_Exercise_
Lines in the records below that contain the word "seen" must each be copied.

_Data records_

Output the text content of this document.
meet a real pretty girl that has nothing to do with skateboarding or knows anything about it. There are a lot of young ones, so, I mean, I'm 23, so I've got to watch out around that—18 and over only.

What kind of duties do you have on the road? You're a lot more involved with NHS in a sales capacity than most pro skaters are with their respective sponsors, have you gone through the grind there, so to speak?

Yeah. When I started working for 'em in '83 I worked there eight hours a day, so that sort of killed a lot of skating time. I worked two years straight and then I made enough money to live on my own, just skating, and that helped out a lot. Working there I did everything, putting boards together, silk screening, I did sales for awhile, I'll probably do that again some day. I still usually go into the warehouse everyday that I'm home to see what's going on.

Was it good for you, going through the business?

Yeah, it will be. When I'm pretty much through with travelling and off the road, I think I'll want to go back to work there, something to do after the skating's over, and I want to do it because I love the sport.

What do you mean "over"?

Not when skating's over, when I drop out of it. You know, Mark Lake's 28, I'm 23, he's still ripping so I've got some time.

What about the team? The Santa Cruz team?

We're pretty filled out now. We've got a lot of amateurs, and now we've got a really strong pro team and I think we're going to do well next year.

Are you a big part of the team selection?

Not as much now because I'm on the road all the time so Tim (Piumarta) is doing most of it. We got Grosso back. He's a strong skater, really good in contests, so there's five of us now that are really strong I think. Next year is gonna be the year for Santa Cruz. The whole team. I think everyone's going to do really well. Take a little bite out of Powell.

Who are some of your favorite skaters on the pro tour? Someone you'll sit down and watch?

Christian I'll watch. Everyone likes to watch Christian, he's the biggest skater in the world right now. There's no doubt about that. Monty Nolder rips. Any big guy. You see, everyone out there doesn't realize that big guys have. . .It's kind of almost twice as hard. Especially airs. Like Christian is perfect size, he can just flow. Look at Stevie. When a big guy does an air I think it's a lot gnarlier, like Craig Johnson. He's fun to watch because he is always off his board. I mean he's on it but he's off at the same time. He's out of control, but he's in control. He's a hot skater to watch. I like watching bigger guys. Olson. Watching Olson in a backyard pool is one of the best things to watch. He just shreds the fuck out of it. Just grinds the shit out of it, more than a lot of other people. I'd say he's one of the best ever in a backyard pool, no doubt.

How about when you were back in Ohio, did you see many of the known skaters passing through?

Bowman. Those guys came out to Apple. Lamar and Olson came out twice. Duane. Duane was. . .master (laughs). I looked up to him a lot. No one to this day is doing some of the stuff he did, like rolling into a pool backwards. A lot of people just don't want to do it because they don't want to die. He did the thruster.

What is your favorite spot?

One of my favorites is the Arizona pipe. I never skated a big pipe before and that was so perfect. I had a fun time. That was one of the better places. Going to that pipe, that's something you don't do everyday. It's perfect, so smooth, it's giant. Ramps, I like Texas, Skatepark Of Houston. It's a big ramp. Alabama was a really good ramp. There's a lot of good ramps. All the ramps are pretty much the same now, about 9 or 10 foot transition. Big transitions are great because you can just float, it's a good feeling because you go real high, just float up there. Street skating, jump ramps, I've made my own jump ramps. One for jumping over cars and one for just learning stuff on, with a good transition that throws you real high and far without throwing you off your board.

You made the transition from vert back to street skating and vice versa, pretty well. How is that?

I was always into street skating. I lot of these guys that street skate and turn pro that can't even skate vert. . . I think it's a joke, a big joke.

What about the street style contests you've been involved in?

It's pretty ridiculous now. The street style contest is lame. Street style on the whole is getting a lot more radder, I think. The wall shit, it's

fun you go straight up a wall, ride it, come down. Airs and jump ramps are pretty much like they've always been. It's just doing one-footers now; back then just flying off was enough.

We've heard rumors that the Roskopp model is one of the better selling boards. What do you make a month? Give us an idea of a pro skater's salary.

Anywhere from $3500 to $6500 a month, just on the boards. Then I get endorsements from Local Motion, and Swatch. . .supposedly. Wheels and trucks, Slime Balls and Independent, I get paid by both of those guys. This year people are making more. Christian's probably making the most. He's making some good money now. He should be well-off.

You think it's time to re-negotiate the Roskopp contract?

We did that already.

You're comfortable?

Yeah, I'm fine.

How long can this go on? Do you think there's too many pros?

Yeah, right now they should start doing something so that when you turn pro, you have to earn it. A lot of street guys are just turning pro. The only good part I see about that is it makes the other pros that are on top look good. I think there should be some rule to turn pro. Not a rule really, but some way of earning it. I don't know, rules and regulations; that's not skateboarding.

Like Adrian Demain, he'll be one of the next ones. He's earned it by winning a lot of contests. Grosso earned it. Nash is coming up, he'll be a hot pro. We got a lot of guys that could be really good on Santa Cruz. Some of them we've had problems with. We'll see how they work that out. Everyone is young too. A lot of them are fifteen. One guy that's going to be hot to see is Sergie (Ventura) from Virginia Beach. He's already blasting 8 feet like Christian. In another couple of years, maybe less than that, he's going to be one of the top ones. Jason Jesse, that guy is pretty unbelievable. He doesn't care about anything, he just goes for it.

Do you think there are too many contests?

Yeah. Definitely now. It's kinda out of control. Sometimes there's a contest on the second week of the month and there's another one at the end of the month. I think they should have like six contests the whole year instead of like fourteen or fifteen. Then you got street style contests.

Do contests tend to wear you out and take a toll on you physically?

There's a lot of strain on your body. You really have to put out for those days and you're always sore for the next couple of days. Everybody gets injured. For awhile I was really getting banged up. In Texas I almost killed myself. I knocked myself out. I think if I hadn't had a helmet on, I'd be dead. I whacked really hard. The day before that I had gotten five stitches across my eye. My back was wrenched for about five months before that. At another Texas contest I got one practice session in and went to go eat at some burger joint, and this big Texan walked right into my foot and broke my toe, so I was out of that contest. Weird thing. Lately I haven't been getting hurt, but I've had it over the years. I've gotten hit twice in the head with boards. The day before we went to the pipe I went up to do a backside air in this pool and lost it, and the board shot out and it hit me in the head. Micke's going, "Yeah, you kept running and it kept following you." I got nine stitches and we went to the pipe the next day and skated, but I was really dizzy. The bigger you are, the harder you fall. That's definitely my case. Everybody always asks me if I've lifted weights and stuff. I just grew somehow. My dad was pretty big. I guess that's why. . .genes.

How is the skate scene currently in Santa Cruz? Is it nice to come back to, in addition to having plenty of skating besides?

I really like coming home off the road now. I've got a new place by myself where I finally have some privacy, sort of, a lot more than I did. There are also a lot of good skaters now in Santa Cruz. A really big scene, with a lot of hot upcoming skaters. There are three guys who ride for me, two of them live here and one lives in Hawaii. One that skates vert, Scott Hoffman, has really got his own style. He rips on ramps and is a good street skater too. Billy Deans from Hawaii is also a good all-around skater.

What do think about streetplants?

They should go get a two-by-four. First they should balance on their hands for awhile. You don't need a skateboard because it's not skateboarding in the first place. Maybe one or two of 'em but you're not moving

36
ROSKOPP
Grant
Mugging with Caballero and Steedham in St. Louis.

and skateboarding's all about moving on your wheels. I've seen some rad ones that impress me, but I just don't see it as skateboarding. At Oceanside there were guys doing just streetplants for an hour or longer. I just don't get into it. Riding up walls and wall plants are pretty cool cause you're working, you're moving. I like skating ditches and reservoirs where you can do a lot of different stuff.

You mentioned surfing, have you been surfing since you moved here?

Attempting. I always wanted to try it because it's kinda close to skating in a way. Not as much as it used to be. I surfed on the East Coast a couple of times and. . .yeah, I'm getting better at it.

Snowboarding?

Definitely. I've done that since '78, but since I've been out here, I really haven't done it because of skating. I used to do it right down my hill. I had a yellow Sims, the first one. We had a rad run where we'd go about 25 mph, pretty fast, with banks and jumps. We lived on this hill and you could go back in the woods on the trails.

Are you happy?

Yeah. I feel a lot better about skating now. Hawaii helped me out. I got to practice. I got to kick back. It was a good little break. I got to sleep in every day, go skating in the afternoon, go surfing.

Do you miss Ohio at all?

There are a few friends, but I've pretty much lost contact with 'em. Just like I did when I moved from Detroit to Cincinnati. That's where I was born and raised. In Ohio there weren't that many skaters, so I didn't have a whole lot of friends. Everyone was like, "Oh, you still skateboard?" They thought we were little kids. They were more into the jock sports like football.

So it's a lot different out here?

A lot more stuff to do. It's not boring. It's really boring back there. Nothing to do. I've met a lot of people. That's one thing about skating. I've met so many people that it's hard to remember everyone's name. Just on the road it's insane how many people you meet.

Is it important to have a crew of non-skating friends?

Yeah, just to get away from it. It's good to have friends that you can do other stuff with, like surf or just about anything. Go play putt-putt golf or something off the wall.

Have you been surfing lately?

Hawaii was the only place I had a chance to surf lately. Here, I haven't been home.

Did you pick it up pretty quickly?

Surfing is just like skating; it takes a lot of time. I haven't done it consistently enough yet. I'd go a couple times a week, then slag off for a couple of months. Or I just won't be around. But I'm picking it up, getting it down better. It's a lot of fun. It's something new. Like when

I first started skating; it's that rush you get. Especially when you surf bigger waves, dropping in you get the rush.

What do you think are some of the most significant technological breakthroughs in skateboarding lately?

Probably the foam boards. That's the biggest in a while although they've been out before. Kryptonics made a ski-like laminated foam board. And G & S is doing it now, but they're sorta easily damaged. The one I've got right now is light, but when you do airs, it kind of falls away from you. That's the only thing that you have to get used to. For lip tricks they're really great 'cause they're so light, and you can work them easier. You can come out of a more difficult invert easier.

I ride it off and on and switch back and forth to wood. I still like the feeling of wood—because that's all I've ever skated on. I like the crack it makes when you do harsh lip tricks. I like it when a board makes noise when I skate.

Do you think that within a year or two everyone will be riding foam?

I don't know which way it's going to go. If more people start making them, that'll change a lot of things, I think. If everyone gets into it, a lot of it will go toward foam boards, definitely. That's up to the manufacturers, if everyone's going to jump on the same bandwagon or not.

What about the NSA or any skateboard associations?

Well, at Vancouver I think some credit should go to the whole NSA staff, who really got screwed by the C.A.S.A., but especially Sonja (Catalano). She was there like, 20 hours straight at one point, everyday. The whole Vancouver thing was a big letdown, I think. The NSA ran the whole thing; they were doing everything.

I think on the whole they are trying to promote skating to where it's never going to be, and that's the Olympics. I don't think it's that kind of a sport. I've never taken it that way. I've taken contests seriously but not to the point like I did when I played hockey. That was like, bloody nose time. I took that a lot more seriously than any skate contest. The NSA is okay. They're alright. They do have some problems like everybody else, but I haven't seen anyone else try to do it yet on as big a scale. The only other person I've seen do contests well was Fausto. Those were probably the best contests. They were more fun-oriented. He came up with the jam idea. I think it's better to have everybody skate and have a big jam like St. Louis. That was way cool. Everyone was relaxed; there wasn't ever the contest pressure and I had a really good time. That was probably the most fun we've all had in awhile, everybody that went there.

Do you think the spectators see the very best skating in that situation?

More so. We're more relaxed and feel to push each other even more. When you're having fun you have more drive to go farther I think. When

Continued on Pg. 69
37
==
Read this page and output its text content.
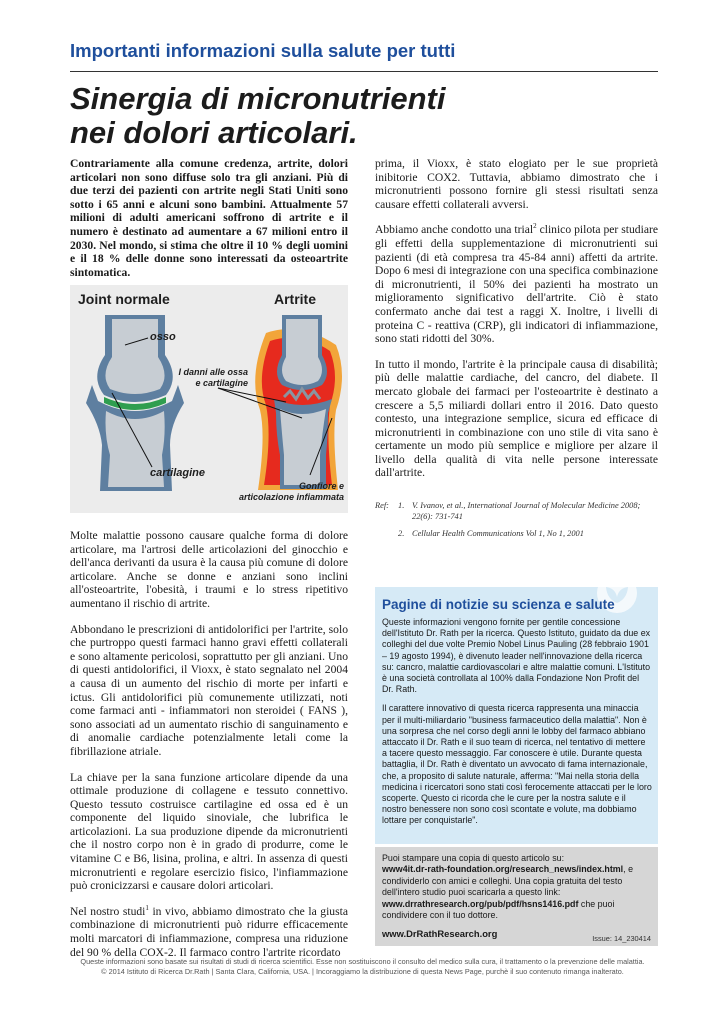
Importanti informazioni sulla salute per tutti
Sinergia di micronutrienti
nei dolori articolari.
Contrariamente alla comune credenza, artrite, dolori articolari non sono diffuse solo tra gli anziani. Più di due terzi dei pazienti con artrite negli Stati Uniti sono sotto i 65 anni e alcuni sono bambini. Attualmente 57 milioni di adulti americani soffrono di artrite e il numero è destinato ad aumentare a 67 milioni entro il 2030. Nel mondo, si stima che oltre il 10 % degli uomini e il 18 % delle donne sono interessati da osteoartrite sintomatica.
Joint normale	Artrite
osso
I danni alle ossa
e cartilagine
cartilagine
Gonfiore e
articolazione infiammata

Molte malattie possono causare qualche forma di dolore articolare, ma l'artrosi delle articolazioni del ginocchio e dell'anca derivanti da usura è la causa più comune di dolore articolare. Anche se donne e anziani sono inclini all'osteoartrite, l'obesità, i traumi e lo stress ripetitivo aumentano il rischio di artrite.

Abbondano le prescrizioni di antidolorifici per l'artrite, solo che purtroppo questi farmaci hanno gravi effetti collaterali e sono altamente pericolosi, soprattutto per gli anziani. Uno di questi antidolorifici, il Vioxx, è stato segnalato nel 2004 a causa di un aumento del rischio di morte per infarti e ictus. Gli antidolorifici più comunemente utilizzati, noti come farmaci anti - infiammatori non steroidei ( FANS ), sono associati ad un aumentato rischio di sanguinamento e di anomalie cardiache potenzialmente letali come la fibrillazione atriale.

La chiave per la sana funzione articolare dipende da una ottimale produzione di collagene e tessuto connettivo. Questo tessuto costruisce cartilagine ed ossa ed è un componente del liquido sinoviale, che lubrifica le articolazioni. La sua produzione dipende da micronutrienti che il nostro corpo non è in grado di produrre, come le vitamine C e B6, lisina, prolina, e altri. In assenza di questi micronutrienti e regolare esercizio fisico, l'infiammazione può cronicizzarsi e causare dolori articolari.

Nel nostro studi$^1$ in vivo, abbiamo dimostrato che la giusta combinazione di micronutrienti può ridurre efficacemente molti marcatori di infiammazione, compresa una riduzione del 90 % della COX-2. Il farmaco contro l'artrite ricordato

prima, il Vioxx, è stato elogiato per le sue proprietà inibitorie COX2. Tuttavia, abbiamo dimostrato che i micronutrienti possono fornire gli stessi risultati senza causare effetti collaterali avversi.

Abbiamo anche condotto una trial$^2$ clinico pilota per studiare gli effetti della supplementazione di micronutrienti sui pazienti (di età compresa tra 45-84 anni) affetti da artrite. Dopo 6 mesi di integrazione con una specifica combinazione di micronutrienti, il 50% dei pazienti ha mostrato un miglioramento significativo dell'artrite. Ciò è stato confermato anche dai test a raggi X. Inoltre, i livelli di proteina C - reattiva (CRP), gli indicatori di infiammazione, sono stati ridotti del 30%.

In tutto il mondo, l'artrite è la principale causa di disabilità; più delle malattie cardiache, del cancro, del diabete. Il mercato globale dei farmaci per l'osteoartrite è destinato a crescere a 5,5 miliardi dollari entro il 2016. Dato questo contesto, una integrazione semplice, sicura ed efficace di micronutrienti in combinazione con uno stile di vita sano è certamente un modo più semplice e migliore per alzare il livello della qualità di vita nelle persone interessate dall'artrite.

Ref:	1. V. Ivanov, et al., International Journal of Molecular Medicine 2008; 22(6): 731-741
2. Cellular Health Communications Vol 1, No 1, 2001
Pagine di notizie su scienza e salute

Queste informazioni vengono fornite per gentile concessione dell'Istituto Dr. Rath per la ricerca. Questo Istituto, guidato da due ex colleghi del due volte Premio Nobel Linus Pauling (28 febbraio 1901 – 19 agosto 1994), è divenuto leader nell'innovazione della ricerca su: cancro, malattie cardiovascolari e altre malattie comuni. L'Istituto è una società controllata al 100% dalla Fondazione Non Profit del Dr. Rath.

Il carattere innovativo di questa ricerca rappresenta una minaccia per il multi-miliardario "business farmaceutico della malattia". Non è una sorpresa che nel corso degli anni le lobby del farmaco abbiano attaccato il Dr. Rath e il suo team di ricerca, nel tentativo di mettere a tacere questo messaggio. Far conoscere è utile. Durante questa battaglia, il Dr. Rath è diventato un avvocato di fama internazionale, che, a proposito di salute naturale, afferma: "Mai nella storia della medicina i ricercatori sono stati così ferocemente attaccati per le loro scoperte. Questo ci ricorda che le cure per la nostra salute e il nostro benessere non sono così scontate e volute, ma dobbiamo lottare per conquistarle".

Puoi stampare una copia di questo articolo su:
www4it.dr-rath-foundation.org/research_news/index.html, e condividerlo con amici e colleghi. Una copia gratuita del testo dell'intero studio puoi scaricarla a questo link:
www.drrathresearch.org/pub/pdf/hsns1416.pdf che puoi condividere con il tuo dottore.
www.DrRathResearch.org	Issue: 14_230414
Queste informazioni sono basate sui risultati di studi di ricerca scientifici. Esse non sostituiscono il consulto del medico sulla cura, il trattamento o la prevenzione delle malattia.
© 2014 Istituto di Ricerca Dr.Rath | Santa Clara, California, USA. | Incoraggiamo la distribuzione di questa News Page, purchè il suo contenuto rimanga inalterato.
...
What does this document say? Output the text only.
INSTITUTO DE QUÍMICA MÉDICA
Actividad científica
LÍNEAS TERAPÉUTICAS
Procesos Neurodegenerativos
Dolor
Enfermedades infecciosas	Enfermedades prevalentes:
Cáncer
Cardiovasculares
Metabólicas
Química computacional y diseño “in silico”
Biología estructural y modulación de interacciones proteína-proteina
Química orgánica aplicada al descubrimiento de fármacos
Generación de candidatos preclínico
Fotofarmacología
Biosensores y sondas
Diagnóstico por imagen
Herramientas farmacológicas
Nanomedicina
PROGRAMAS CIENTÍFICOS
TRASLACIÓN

_Task response_
and skateboarding's all about moving on your wheels. I've seen some rad ones that impress me, but I just don't see it as skateboarding. At Oceanside there were guys doing just streetplants for an hour or longer. I just don't get into it. Riding up walls and wall plants are pretty cool cause you're working, you're moving. I like skating ditches and reservoirs where you can do a lot of different stuff.
I think on the whole they are trying to promote skating to where it's never going to be, and that's the Olympics. I don't think it's that kind of a sport. I've never taken it that way. I've taken contests seriously but not to the point like I did when I played hockey. That was like, bloody nose time. I took that a lot more seriously than any skate contest. The NSA is okay. They're alright. They do have some problems like everybody else, but I haven't seen anyone else try to do it yet on as big a scale. The only other person I've seen do contests well was Fausto. Those were probably the best contests. They were more fun-oriented. He came up with the jam idea. I think it's better to have everybody skate and have a big jam like St. Louis. That was way cool. Everyone was relaxed; there wasn't ever the contest pressure and I had a really good time. That was probably the most fun we've all had in awhile, everybody that went there.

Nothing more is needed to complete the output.